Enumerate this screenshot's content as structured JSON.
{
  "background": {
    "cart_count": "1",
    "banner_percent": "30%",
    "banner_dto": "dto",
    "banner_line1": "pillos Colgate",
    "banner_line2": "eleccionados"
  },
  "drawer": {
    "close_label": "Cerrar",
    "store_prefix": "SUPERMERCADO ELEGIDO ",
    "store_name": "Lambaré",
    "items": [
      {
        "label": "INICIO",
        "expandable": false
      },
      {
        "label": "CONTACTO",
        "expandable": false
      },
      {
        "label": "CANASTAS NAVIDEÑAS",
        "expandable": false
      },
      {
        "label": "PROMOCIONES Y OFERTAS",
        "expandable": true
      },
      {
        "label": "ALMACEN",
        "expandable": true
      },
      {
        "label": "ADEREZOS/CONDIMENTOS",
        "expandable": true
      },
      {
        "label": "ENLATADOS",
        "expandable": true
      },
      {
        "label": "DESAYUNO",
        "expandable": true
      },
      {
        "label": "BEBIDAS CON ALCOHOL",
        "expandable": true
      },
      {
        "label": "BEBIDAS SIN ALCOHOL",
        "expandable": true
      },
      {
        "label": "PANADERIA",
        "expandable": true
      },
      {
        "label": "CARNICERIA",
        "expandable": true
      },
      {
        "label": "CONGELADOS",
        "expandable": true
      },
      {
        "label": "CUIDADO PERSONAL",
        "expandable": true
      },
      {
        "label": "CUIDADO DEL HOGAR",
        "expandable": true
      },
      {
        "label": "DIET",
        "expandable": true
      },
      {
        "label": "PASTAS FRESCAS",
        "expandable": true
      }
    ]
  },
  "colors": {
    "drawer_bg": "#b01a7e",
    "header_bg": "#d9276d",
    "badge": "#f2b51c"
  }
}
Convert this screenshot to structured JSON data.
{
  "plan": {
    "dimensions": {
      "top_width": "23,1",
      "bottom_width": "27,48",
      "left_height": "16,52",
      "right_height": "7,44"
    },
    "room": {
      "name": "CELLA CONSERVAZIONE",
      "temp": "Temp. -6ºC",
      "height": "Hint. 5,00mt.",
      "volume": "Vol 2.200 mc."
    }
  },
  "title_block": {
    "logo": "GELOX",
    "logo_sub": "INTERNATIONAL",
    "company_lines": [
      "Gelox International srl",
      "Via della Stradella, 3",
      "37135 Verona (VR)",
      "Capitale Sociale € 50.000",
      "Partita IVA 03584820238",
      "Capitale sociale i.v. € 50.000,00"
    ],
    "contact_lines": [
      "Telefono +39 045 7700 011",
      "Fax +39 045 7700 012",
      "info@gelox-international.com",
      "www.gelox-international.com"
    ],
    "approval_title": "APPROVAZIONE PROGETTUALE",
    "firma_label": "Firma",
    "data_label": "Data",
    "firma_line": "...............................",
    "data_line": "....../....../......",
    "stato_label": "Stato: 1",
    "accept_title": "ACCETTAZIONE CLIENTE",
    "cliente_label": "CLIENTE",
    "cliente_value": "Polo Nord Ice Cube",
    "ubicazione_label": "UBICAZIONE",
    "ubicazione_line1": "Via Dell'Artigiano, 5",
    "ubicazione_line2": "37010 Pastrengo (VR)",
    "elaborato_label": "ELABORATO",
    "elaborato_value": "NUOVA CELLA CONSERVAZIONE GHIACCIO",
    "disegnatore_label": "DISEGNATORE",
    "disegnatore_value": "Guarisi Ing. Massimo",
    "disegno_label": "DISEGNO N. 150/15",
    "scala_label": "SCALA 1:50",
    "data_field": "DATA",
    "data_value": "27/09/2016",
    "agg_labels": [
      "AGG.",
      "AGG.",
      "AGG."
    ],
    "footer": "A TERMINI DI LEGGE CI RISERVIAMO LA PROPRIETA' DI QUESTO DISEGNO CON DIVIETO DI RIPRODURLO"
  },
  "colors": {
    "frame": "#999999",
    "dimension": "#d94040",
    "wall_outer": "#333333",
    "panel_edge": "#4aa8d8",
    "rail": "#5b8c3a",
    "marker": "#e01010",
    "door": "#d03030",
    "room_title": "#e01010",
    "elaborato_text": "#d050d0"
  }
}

========================

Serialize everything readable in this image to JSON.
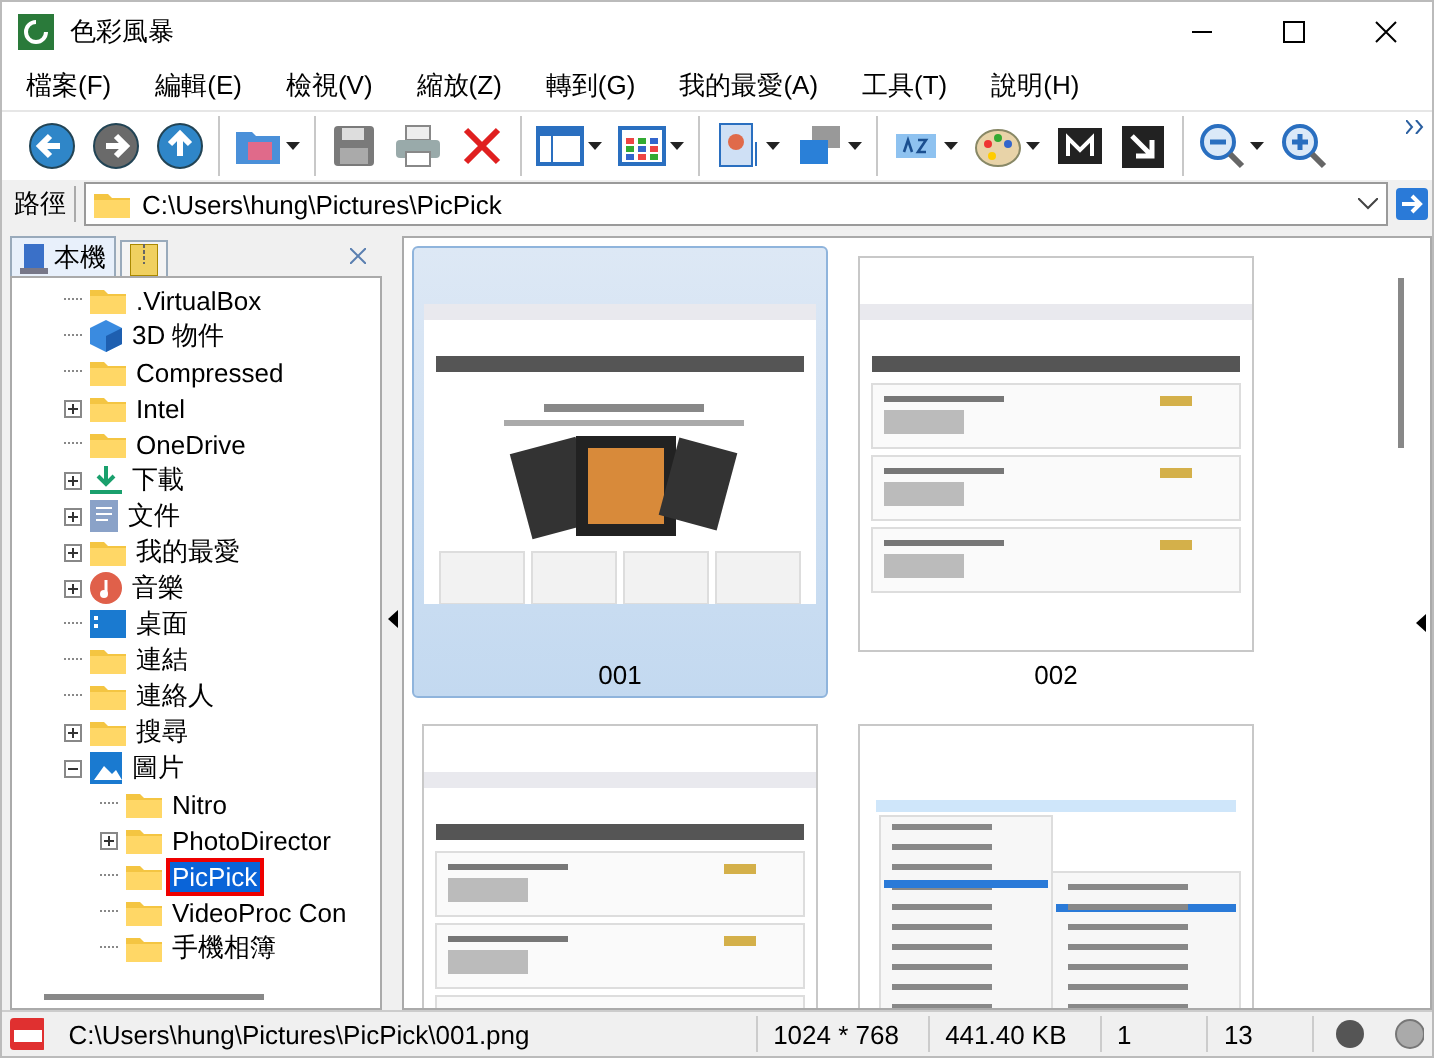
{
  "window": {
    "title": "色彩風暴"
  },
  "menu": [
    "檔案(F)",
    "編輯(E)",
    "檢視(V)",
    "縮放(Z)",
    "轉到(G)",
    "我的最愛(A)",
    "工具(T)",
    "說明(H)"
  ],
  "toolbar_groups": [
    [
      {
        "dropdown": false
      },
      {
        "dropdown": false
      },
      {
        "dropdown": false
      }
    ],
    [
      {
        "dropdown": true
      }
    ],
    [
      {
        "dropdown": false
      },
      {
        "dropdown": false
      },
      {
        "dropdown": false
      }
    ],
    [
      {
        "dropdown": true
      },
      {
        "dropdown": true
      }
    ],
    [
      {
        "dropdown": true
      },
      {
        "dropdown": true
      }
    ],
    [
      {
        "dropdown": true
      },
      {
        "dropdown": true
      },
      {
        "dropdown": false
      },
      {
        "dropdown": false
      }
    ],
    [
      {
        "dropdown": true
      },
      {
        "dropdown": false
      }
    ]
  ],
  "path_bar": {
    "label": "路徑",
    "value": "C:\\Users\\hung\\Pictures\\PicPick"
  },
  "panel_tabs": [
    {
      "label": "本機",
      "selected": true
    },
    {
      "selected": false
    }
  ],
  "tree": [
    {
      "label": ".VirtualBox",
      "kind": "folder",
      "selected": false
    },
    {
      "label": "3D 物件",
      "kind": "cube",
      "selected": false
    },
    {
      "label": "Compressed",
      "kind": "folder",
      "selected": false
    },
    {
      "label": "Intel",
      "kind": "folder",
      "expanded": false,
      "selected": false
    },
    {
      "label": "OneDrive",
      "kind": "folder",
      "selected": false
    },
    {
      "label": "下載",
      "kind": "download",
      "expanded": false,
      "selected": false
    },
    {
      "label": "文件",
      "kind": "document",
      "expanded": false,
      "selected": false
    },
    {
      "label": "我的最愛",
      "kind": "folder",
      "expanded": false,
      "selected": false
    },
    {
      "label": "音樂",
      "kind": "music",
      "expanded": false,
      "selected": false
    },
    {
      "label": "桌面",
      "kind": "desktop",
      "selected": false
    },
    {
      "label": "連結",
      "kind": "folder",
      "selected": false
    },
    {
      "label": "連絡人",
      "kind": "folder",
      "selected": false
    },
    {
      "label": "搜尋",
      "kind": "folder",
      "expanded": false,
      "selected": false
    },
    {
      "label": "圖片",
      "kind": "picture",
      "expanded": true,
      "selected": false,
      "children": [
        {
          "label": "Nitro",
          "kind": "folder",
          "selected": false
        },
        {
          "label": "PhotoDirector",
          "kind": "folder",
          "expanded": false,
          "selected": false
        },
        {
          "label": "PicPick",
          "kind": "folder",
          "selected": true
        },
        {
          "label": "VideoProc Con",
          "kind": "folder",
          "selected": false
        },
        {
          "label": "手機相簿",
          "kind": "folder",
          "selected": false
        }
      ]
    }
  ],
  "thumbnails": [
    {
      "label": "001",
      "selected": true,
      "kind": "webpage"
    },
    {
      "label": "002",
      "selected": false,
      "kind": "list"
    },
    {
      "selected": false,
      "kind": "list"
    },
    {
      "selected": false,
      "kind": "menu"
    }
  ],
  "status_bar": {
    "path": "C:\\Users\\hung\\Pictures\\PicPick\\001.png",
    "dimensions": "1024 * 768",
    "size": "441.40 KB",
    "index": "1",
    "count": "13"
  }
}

========================

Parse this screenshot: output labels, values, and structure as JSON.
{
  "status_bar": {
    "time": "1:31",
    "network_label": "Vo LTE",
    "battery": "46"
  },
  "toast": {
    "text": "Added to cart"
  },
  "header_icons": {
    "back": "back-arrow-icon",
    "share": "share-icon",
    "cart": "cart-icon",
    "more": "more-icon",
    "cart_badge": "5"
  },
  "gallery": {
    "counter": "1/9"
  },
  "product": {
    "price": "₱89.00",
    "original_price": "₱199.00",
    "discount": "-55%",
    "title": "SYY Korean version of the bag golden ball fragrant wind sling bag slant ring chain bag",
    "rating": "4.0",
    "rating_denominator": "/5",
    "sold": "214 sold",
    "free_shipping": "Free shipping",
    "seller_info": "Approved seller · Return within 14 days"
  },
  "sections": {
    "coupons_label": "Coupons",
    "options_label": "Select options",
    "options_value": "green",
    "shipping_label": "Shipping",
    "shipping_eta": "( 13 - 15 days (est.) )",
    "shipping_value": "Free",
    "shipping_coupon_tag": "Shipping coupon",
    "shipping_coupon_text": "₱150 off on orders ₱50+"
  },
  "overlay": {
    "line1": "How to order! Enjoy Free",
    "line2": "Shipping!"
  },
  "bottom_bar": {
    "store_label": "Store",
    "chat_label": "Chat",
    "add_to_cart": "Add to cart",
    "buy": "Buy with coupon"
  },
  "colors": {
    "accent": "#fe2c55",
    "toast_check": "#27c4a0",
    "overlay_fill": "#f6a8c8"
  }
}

========================

* _OBJECTIVE_
Going through the entries above, tally each line that has the word "structured". Answer with the number only.

* _FINAL RESULT_
2